** Start PROVIDED DATA **

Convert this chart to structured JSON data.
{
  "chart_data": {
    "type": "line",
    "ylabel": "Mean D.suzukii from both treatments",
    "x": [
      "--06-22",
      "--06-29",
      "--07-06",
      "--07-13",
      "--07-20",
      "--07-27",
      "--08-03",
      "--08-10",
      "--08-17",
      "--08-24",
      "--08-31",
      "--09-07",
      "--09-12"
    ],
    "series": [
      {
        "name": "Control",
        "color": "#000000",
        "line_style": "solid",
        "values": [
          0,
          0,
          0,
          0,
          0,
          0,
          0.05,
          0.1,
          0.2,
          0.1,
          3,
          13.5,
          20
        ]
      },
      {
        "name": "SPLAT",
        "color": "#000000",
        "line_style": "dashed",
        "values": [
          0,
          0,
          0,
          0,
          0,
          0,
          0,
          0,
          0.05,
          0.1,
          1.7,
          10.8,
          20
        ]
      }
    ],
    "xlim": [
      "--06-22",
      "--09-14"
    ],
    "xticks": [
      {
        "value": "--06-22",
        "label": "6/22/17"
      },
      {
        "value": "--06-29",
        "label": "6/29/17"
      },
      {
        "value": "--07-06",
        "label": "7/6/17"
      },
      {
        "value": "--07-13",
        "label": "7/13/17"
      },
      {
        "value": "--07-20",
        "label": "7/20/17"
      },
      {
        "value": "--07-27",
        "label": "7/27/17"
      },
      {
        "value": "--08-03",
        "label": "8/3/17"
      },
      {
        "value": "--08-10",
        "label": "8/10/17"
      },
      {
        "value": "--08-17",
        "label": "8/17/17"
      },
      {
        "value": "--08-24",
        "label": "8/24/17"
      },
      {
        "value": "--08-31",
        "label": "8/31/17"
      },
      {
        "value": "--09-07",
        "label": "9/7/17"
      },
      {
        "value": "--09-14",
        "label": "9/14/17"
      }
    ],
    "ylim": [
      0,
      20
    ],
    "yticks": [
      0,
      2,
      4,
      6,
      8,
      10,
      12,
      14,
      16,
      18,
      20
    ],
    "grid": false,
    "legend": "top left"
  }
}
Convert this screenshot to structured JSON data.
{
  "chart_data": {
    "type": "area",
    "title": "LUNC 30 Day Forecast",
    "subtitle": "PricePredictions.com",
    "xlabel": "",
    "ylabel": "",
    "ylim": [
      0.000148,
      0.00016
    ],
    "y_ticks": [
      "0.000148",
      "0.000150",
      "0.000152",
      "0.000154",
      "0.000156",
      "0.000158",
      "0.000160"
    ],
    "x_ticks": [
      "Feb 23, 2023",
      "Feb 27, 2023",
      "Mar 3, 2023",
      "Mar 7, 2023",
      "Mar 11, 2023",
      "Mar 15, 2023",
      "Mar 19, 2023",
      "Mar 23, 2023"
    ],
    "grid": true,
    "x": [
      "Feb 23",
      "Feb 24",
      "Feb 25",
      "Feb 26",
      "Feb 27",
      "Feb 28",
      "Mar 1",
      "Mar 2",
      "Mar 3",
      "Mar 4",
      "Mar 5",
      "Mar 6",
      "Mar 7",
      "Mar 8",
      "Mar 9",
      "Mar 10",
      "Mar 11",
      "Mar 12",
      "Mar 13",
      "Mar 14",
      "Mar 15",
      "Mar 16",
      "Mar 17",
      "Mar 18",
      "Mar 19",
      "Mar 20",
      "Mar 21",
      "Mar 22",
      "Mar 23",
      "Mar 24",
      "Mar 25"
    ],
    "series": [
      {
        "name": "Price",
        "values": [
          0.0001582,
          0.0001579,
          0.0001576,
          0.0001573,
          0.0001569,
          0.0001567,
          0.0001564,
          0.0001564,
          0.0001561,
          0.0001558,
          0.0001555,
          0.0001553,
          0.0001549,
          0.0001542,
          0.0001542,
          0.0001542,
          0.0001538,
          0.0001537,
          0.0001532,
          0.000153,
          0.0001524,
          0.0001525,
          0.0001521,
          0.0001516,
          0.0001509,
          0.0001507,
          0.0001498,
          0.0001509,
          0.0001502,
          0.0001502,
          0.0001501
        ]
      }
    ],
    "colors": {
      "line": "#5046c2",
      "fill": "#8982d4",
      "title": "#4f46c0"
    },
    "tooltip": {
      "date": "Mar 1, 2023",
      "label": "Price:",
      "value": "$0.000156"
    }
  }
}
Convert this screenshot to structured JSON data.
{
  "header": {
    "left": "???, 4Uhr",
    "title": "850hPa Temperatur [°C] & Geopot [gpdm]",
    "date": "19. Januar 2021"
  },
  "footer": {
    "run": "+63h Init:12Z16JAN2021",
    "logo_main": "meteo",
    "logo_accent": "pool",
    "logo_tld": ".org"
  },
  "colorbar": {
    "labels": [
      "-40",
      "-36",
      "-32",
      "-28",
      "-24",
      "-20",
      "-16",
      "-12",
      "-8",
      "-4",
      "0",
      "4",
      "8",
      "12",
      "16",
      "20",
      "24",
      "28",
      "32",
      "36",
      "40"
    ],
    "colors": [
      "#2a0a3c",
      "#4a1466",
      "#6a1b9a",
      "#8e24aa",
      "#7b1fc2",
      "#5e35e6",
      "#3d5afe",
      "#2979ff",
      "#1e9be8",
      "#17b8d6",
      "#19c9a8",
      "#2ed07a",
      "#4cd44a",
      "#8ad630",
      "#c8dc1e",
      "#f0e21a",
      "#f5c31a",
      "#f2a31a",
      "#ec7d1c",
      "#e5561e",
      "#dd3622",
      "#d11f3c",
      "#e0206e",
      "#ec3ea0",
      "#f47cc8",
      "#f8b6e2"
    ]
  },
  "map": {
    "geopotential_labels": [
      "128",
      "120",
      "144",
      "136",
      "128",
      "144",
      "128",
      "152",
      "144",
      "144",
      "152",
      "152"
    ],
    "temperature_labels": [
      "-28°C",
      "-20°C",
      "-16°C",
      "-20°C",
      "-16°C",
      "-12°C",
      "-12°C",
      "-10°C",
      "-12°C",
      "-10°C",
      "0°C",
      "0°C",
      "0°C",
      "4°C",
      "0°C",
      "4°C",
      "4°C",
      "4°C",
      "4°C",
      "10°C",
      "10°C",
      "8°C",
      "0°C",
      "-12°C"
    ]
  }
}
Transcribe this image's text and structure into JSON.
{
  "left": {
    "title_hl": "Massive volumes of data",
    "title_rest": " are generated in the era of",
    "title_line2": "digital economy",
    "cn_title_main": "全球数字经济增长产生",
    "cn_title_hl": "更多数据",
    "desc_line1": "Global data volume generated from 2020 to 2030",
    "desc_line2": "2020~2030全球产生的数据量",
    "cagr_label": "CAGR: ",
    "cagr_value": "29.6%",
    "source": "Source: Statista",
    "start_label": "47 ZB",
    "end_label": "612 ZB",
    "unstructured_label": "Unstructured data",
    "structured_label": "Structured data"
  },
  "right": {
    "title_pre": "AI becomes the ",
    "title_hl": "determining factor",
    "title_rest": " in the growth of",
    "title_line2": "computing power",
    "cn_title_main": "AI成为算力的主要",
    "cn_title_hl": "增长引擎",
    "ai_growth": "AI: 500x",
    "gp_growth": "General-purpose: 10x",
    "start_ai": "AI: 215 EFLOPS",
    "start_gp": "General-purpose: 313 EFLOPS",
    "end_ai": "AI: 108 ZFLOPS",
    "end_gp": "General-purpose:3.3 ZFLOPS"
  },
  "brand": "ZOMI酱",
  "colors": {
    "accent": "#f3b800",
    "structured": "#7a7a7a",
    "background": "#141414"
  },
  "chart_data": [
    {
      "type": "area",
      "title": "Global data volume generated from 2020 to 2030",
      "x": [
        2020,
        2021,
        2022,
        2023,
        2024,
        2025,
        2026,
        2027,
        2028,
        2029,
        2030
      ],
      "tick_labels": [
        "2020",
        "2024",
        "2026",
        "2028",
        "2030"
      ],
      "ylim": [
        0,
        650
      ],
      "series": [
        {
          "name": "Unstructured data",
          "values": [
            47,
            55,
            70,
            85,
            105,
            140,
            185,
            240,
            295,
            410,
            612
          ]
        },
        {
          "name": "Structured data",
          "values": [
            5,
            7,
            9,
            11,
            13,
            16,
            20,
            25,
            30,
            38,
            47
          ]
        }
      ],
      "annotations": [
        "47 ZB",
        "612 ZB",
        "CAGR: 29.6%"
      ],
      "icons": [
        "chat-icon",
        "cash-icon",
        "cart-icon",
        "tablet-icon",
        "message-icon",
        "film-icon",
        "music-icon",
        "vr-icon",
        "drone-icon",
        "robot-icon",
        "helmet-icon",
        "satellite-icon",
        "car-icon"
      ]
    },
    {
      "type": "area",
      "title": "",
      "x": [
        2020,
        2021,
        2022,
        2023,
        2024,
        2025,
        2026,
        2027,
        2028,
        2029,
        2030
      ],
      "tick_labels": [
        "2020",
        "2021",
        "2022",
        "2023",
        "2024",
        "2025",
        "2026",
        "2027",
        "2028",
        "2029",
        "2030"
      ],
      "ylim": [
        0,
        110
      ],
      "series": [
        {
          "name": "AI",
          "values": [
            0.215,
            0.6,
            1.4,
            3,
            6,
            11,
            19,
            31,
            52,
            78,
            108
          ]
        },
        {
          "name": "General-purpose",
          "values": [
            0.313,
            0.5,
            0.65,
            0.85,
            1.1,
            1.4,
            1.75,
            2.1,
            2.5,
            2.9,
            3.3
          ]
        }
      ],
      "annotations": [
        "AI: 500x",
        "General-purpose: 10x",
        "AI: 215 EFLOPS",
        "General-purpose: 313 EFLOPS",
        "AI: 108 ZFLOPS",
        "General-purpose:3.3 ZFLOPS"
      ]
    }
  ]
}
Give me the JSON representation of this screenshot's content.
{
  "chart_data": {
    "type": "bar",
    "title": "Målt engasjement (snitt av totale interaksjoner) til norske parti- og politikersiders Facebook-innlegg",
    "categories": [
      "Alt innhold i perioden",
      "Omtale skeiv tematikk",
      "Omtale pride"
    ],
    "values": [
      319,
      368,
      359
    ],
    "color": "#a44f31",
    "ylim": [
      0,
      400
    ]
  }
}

** End PROVIDED DATA **

PROBLEM ::
Extract the lines above from the one containing "Give me the" to the last line, both included, exactly as written.

TASK RESULT ::
Give me the JSON representation of this screenshot's content.
{
  "chart_data": {
    "type": "bar",
    "title": "Målt engasjement (snitt av totale interaksjoner) til norske parti- og politikersiders Facebook-innlegg",
    "categories": [
      "Alt innhold i perioden",
      "Omtale skeiv tematikk",
      "Omtale pride"
    ],
    "values": [
      319,
      368,
      359
    ],
    "color": "#a44f31",
    "ylim": [
      0,
      400
    ]
  }
}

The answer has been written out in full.